Work instruction 1 = Rewrite the piece on creative approaches in children's residential care starting at "When Words Aren't" and ending at "the same destination.", putting "children" in place of "young people".
Work instruction 2 = Continue the piece on creative approaches in children's residential care from its final sentence.

When Words Aren't Enough: Creative Approaches in Children's Residential Care
Trauma tends to live beneath language. For many young people in residential care, the most meaningful therapeutic work happens not through conversation but through making, moving, and creating. The arts are not enrichment activities — they are a different pathway to the same destination.
Verbal and cognitive approaches to therapeutic work rest on a significant assumption: that the person engaged in the work has sufficient access to the relevant material — their feelings, memories, internal states — to bring it into conversation. For many young people in residential care, this assumption does not hold. Developmental trauma, particularly when it occurred before language was established, is stored in ways that language cannot reliably retrieve. The events are there; the emotions are there; the body holds what happened in patterns of tension, startle, numbness, and reactivity. But when an adult asks "how does that make you feel?" and a young person looks blank or deflects, the blankness is not always avoidance. It is sometimes a genuine architectural problem: the material is not available in verbal form, and asking for it verbally cannot make it so. This is not a fringe observation. It is central to what Bessel van der Kolk, Peter Levine, and the body of developmental trauma research have established over the past three decades.
The creative arts offer a different route. Art therapy, music therapy, drama therapy, and movement-based approaches all share a common logic: they externalise internal experience into a form that can be seen, heard, or felt from the outside, and that distance — between the young person and the thing they have made — creates the possibility of approaching difficult material without the overwhelming proximity of direct disclosure. A painting that contains rage, grief, or confusion can be looked at, worked with, named. A piece of music that carries something the young person has never said can be heard by someone else and witnessed. A character in a drama exercise who is frightened or powerful or abandoned can be inhabited and then stepped out of. In each case the young person is doing something that a talking approach cannot replicate: reaching into pre-verbal or sub-verbal experience and giving it a shape that can be engaged with therapeutically, without requiring words to start.
It is important, and honest, to distinguish between arts-based therapeutic activity and qualified arts therapy. A registered art therapist, music therapist, or dramatherapist brings a clinical training, a professional framework, a supervisory structure, and a rigorous approach to working with the material that emerges. That is specialist provision, and for young people whose needs call for it, it should be commissioned, funded, and delivered by qualified practitioners. What this post is also describing, however, is something available without a clinical credential: the conditions that creative activity itself can create in a residential home. A staff member who draws alongside a young person on a weekday evening is not delivering art therapy. But the act of creating together — the shared attention, the quietness, the making of something that was not there before — can contain real therapeutic value. Being witnessed in the act of creating is not nothing. It is sometimes a very great deal.

Provided material =
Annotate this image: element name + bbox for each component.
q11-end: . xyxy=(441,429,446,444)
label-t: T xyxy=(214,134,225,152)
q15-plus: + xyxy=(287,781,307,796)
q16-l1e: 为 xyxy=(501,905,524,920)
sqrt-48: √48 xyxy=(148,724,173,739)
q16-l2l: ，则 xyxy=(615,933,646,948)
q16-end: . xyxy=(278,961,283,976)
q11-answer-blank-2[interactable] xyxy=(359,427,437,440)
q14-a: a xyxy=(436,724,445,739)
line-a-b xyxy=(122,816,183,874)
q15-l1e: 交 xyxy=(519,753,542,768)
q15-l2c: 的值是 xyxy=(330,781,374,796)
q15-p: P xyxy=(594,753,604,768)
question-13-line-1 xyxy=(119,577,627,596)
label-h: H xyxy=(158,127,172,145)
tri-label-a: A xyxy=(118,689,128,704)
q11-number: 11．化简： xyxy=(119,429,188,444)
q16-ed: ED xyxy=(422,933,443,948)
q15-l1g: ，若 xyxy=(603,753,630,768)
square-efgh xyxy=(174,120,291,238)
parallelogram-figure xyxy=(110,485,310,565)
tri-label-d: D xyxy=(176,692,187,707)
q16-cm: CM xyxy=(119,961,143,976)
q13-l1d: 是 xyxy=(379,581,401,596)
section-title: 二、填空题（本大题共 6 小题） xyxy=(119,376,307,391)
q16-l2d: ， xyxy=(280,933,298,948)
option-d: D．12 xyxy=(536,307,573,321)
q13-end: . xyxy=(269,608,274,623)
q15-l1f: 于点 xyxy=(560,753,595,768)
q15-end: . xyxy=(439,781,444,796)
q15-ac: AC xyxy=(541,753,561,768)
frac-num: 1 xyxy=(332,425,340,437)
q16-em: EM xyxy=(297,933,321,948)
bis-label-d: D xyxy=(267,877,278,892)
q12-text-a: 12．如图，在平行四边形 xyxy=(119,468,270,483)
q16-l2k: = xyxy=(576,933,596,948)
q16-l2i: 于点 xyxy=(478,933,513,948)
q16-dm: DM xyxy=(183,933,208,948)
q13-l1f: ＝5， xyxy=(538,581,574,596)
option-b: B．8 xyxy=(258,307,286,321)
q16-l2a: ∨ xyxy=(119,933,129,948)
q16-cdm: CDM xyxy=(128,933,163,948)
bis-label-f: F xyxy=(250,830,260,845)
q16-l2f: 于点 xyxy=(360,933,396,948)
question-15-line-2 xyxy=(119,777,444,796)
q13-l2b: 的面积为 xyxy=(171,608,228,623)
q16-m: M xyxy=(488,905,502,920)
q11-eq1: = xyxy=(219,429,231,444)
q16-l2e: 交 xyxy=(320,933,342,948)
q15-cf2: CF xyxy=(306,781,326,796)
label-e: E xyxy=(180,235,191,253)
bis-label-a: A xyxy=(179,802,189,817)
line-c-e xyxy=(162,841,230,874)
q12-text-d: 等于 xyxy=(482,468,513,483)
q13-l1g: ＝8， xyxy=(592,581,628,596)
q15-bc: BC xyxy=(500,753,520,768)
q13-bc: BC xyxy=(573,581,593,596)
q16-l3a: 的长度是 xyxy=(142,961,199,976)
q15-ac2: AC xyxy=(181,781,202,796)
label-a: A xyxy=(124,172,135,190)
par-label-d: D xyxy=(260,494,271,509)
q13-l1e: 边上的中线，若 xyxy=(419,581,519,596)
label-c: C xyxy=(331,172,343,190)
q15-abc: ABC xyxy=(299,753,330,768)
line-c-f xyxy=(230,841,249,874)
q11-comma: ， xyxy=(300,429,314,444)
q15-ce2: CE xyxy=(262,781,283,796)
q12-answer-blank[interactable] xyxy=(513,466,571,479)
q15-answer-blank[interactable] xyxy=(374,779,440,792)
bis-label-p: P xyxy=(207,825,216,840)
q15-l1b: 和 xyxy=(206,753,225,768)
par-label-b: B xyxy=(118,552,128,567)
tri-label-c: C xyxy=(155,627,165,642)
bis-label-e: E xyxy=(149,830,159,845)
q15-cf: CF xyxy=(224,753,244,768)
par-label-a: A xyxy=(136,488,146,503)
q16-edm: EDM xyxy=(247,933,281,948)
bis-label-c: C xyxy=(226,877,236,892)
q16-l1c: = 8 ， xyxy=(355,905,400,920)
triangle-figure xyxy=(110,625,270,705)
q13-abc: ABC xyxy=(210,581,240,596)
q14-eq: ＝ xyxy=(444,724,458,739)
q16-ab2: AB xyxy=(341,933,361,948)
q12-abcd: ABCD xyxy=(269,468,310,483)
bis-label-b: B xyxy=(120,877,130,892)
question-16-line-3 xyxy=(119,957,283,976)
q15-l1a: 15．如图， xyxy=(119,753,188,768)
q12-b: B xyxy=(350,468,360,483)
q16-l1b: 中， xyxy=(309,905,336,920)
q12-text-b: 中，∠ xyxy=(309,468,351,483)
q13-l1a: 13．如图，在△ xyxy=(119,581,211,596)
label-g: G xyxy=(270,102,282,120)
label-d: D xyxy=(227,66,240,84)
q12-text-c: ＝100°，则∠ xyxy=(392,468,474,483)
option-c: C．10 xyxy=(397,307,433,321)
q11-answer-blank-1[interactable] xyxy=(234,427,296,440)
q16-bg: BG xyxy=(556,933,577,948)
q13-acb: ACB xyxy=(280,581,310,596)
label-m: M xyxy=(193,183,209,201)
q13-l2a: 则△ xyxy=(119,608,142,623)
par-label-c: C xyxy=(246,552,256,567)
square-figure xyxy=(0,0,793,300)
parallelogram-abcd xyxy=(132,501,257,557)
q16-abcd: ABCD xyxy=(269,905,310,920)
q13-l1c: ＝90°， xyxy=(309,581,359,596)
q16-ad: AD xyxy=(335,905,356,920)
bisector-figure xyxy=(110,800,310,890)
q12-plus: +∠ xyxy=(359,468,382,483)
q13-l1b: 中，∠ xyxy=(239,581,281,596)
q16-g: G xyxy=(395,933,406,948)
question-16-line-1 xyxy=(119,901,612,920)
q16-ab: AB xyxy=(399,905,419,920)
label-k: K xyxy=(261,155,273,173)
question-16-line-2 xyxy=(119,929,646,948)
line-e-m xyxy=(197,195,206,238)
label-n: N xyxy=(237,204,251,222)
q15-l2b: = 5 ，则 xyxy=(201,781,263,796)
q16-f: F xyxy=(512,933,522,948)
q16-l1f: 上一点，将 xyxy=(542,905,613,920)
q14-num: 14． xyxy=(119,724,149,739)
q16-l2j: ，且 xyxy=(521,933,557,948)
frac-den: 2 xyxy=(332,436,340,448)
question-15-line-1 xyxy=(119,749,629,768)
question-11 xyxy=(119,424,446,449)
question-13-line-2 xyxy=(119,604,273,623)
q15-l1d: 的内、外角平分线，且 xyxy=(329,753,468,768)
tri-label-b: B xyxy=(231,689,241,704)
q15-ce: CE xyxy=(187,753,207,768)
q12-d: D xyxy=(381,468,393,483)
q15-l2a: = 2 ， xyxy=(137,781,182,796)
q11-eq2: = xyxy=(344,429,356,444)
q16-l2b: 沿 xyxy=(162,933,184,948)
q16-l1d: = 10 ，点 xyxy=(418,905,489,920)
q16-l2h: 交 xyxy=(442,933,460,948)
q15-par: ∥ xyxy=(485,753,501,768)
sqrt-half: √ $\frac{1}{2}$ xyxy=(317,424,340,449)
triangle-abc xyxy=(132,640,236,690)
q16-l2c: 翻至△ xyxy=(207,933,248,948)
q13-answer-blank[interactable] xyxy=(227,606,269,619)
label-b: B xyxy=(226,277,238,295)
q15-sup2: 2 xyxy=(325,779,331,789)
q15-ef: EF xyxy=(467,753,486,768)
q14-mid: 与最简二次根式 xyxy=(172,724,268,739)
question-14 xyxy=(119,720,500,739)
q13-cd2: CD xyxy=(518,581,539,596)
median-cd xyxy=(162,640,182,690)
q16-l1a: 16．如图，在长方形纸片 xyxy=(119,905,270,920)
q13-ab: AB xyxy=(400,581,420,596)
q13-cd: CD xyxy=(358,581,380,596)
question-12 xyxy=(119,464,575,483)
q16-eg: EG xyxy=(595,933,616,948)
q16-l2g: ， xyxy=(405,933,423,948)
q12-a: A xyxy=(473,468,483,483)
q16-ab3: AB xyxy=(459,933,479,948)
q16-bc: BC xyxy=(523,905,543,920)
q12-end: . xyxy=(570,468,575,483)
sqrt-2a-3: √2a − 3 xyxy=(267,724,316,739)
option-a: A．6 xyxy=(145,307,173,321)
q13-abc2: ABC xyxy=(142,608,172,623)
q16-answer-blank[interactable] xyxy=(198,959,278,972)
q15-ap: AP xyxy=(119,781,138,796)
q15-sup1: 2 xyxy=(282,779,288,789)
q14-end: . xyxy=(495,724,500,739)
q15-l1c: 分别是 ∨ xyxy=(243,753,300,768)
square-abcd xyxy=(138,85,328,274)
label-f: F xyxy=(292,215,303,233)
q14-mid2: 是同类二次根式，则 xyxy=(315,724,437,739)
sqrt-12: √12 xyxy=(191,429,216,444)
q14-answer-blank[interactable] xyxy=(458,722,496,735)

Written reply 1 =
When Words Aren't Enough: Creative Approaches in Children's Residential Care
Trauma tends to live beneath language. For many children in residential care, the most meaningful therapeutic work happens not through conversation but through making, moving, and creating. The arts are not enrichment activities — they are a different pathway to the same destination.

Written reply 2 =
The practical question for residential homes is how to make creative approaches genuinely available as part of daily life, not as exceptional events. This means keeping materials in the home — not locked away for organised sessions but accessible, ordinary, present. It means music being treated seriously: as a shared language, a point of connection, something staff and young people discover each other through. It means space for drama and play, including forms of play that look babyish for the young person's chronological age but may be exactly what their developmental needs require. It means staff who are confident enough to make things, badly if necessary, alongside young people — who do not treat creativity as a specialist activity requiring a specialist adult, but as a fundamental human capacity that belongs to everyone in the building.
What good homes understand is that creative approaches are not separate from therapeutic care: they are one of the ways therapeutic care actually happens. The young person who cannot tell you what their early childhood felt like may be able to paint it. The one who cannot speak about what they are grieving may be able to move to it. The one who freezes when asked directly about their experience may be able to step into a fictional character and, from that distance, find something true. The routes to healing are not identical for everyone, and a home that has only one route — the verbal, reflective, insight-oriented conversation — is a home that can reach some of the young people in its care and cannot reach others. Broadening the repertoire is not a luxury. It is a recognition that the people who need therapeutic care most are often the people least served by the most conventional forms of providing it.